[begin LISTED RECORDS]

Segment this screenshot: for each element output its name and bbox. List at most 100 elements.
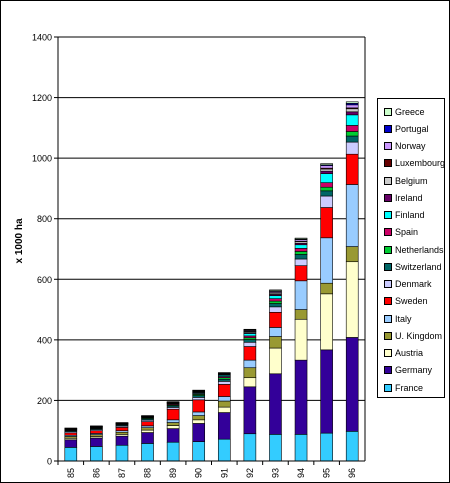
legend: Greece Portugal Norway Luxembourg Belgium Ire… xyxy=(377,98,445,398)
legend-label: Portugal xyxy=(395,123,429,134)
bar-segment-france xyxy=(115,444,129,462)
bar-segment-greece xyxy=(294,237,308,240)
legend-item: Denmark xyxy=(378,276,444,293)
legend-swatch xyxy=(384,349,392,358)
bar-segment-finland xyxy=(320,173,333,183)
bar-segment-germany xyxy=(64,439,78,448)
legend-label: Sweden xyxy=(395,296,428,307)
bar-segment-switzerland xyxy=(294,254,308,260)
x-tick-label: 90 xyxy=(194,468,204,478)
bar-segment-switzerland xyxy=(269,303,282,308)
bar-segment-netherlands xyxy=(320,186,333,192)
x-tick-label: 95 xyxy=(322,468,332,478)
legend-item: Belgium xyxy=(378,172,444,189)
legend-label: Germany xyxy=(395,365,433,376)
bar-segment-austria xyxy=(294,318,308,361)
legend-swatch xyxy=(384,297,392,306)
x-tick-label: 85 xyxy=(66,468,76,478)
bar-segment-germany xyxy=(192,423,206,442)
bar-segment-germany xyxy=(345,337,359,432)
legend-swatch xyxy=(384,262,392,271)
legend-item: France xyxy=(378,379,444,396)
legend-swatch xyxy=(384,314,392,323)
bar-segment-greece xyxy=(345,101,359,104)
bar-segment-switzerland xyxy=(320,190,333,197)
bar-segment-u-kingdom xyxy=(141,427,154,431)
legend-label: Denmark xyxy=(395,279,432,290)
bar-segment-greece xyxy=(269,289,282,292)
bar-segment-u-kingdom xyxy=(320,282,333,295)
legend-swatch xyxy=(384,366,392,375)
bar-segment-sweden xyxy=(269,311,282,328)
bar-segment-sweden xyxy=(243,346,257,361)
x-tick-label: 86 xyxy=(91,468,101,478)
legend-item: U. Kingdom xyxy=(378,327,444,344)
legend-label: Italy xyxy=(395,313,412,324)
bar-segment-france xyxy=(192,441,206,462)
bar-segment-finland xyxy=(269,295,282,299)
x-tick-label: 92 xyxy=(245,468,255,478)
y-tick-label: 600 xyxy=(37,275,52,285)
bar-segment-u-kingdom xyxy=(345,246,359,263)
legend-item: Netherlands xyxy=(378,241,444,258)
legend-label: Switzerland xyxy=(395,261,442,272)
legend-label: Norway xyxy=(395,141,426,152)
bar-segment-germany xyxy=(320,349,333,434)
bar-segment-ireland xyxy=(345,111,359,116)
bar-segment-switzerland xyxy=(217,378,231,382)
bar-segment-germany xyxy=(115,435,129,446)
bar-segment-u-kingdom xyxy=(217,400,231,408)
legend-item: Finland xyxy=(378,207,444,224)
x-tick-label: 89 xyxy=(168,468,178,478)
bar-segment-denmark xyxy=(217,381,231,385)
bar-segment-italy xyxy=(269,327,282,337)
bar-segment-italy xyxy=(166,419,180,423)
bar-segment-france xyxy=(320,432,333,462)
bar-segment-austria xyxy=(192,419,206,424)
bar-segment-austria xyxy=(269,347,282,375)
y-tick-label: 800 xyxy=(37,214,52,224)
bar-segment-switzerland xyxy=(243,339,257,343)
bar-segment-sweden xyxy=(90,430,103,434)
bar-segment-germany xyxy=(141,432,154,444)
bar-segment-denmark xyxy=(294,258,308,266)
bar-segment-italy xyxy=(243,359,257,369)
legend-swatch xyxy=(384,142,392,151)
bar-segment-sweden xyxy=(115,427,129,432)
legend-swatch xyxy=(384,383,392,392)
y-tick-labels: 0 200 400 600 800 1000 1200 1400 xyxy=(32,33,52,467)
bar-segment-netherlands xyxy=(269,300,282,304)
bar-segment-denmark xyxy=(243,341,257,347)
bar-segment-france xyxy=(90,446,103,462)
bar-segment-france xyxy=(64,447,78,462)
bar-segment-germany xyxy=(90,437,103,447)
bar-segment-greece xyxy=(320,163,333,166)
legend-item: Italy xyxy=(378,310,444,327)
bar-segment-u-kingdom xyxy=(115,431,129,435)
y-tick-label: 0 xyxy=(47,457,52,467)
legend-label: Austria xyxy=(395,348,424,359)
y-tick-label: 200 xyxy=(37,396,52,406)
bar-segment-sweden xyxy=(166,408,180,421)
bar-segment-spain xyxy=(269,298,282,302)
bar-segment-france xyxy=(217,438,231,462)
bar-segment-denmark xyxy=(320,195,333,208)
bar-segment-norway xyxy=(320,165,333,169)
legend-item: Norway xyxy=(378,138,444,155)
bar-segment-germany xyxy=(243,386,257,435)
bar-segment-germany xyxy=(294,359,308,435)
legend-label: Greece xyxy=(395,106,425,117)
y-tick-label: 1000 xyxy=(32,154,52,164)
bar-segment-finland xyxy=(243,333,257,337)
bar-segment-netherlands xyxy=(294,251,308,255)
legend-label: France xyxy=(395,382,424,393)
legend-swatch xyxy=(384,245,392,254)
legend-label: Belgium xyxy=(395,175,428,186)
legend-item: Luxembourg xyxy=(378,155,445,172)
legend-label: Finland xyxy=(395,210,425,221)
bar-segment-u-kingdom xyxy=(192,415,206,421)
bar-segment-sweden xyxy=(217,384,231,397)
bar-segment-ireland xyxy=(320,170,333,174)
legend-item: Switzerland xyxy=(378,258,444,275)
bar-segment-sweden xyxy=(345,153,359,185)
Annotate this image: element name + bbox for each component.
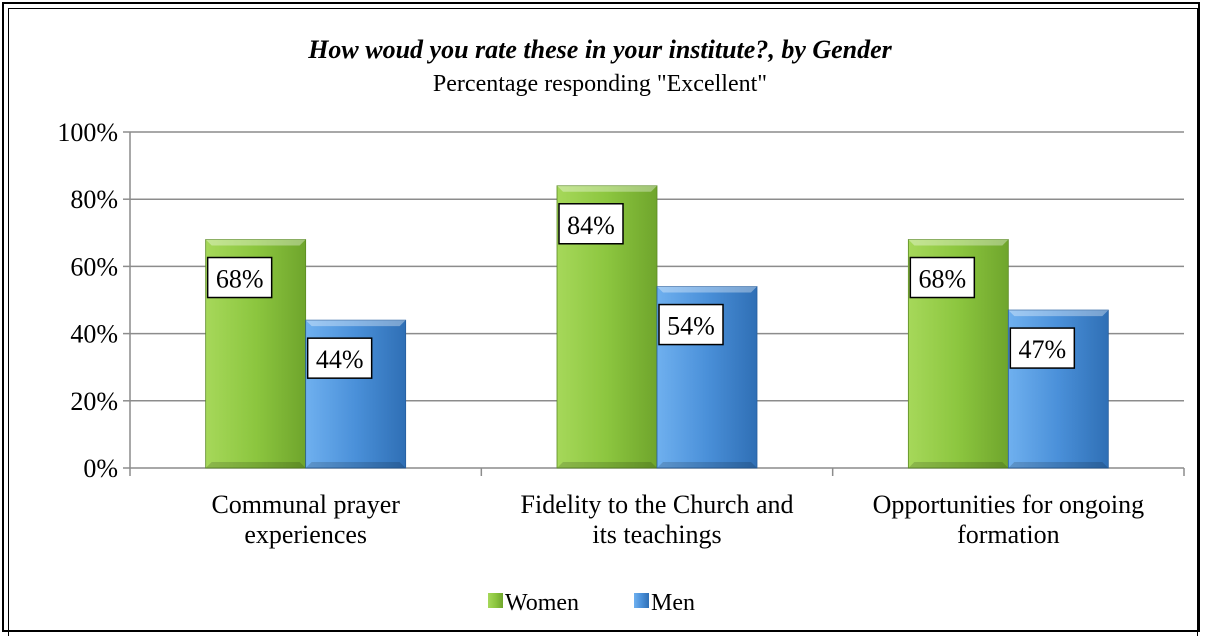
bars bbox=[205, 185, 1109, 469]
data-label-men: 54% bbox=[667, 312, 715, 341]
y-tick-label: 60% bbox=[70, 252, 118, 281]
data-label-box bbox=[909, 256, 976, 299]
bar-bevel-top bbox=[305, 320, 406, 327]
bar-bevel-top bbox=[205, 239, 306, 246]
bar-bevel-bottom bbox=[657, 462, 757, 468]
y-tick-label: 40% bbox=[70, 320, 118, 349]
chart-subtitle: Percentage responding "Excellent" bbox=[433, 71, 767, 97]
data-label-box bbox=[658, 303, 724, 346]
category-label: its teachings bbox=[592, 520, 721, 549]
bar-bevel-bottom bbox=[908, 462, 1009, 468]
data-labels: 68% 44% 84% 54% 68% 47% bbox=[206, 203, 1076, 379]
category-label: Communal prayer bbox=[211, 490, 400, 519]
legend-swatch-men bbox=[634, 593, 649, 608]
bar-bevel-top bbox=[908, 239, 1009, 246]
chart-frame-inner bbox=[8, 8, 1198, 636]
bar-bevel-top bbox=[557, 185, 657, 192]
y-tick-label: 20% bbox=[70, 387, 118, 416]
bar-bevel-top bbox=[657, 286, 757, 293]
data-label-box bbox=[206, 256, 273, 299]
data-label-men: 44% bbox=[316, 345, 364, 374]
category-label: Opportunities for ongoing bbox=[873, 490, 1145, 519]
bar-bevel-bottom bbox=[557, 462, 657, 468]
data-label-women: 84% bbox=[567, 211, 615, 240]
data-label-men: 47% bbox=[1018, 335, 1066, 364]
legend-swatch-women bbox=[488, 593, 503, 608]
data-label-women: 68% bbox=[918, 265, 966, 294]
data-label-box bbox=[558, 203, 624, 245]
bar-bevel-top bbox=[1008, 310, 1109, 317]
legend-item-women: Women bbox=[488, 590, 579, 616]
legend-label-women: Women bbox=[505, 590, 579, 616]
legend-item-men: Men bbox=[634, 590, 695, 616]
category-label: Fidelity to the Church and bbox=[521, 490, 794, 519]
data-label-box bbox=[306, 337, 373, 379]
y-tick-label: 100% bbox=[57, 118, 118, 147]
bar-bevel-bottom bbox=[205, 462, 306, 468]
chart-title: How woud you rate these in your institut… bbox=[307, 35, 892, 64]
y-tick-label: 80% bbox=[70, 185, 118, 214]
bar-bevel-bottom bbox=[1008, 462, 1109, 468]
category-label: experiences bbox=[244, 520, 367, 549]
axes: 0% 20% 40% 60% 80% 100% bbox=[57, 118, 1185, 483]
category-label: formation bbox=[957, 520, 1060, 549]
legend: Women Men bbox=[488, 590, 695, 616]
bar-bevel-bottom bbox=[305, 462, 406, 468]
legend-label-men: Men bbox=[651, 590, 695, 616]
data-label-box bbox=[1009, 327, 1076, 369]
y-tick-label: 0% bbox=[83, 454, 118, 483]
data-label-women: 68% bbox=[216, 265, 264, 294]
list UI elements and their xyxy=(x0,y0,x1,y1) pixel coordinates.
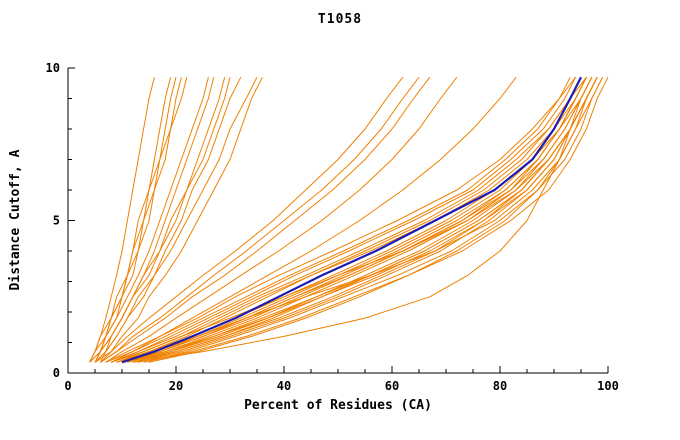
model-curve xyxy=(110,76,517,363)
chart-title: T1058 xyxy=(317,12,363,27)
model-curve xyxy=(89,77,155,363)
y-tick-label: 10 xyxy=(46,61,60,75)
model-curve xyxy=(111,76,577,363)
model-curve xyxy=(121,76,587,363)
model-curve xyxy=(138,76,598,363)
x-tick-label: 40 xyxy=(277,379,291,393)
model-curve xyxy=(100,76,263,363)
model-curve xyxy=(111,76,582,363)
x-tick-label: 60 xyxy=(385,379,399,393)
x-tick-label: 80 xyxy=(493,379,507,393)
highlight-curve xyxy=(121,76,582,364)
x-tick-label: 20 xyxy=(169,379,183,393)
model-curve xyxy=(100,76,431,363)
x-tick-label: 0 xyxy=(64,379,71,393)
y-tick-label: 0 xyxy=(53,366,60,380)
model-curve xyxy=(138,76,598,363)
model-curve xyxy=(94,77,172,363)
model-curve xyxy=(99,76,258,363)
model-curve xyxy=(105,76,576,363)
model-curve xyxy=(94,76,242,363)
model-curve xyxy=(94,77,226,363)
model-curve xyxy=(111,76,587,363)
model-curve xyxy=(94,76,404,363)
model-curve xyxy=(89,77,182,363)
model-curve xyxy=(143,76,604,363)
x-tick-label: 100 xyxy=(597,379,619,393)
model-curve xyxy=(127,76,598,363)
model-curve xyxy=(143,76,609,363)
model-curve xyxy=(132,76,593,363)
x-axis-label: Percent of Residues (CA) xyxy=(244,398,432,413)
model-curve xyxy=(100,76,420,363)
model-curve xyxy=(148,76,604,363)
y-tick-label: 5 xyxy=(53,214,60,228)
model-curve xyxy=(121,76,587,363)
model-curve xyxy=(105,76,458,363)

[end LISTED RECORDS]

[AIM OF THE EXERCISE] Retype the lines of the material starting at the line that contains "legend: Greece Portugal" and ending at the line that contains "legend-label: Sweden xyxy=(395,296,428,307)", with both included and every character kept unchanged.

[WRITTEN ANSWER]
legend: Greece Portugal Norway Luxembourg Belgium Ire… xyxy=(377,98,445,398)
legend-label: Portugal xyxy=(395,123,429,134)
bar-segment-france xyxy=(115,444,129,462)
bar-segment-greece xyxy=(294,237,308,240)
legend-item: Denmark xyxy=(378,276,444,293)
legend-swatch xyxy=(384,349,392,358)
bar-segment-finland xyxy=(320,173,333,183)
bar-segment-germany xyxy=(64,439,78,448)
legend-label: Sweden xyxy=(395,296,428,307)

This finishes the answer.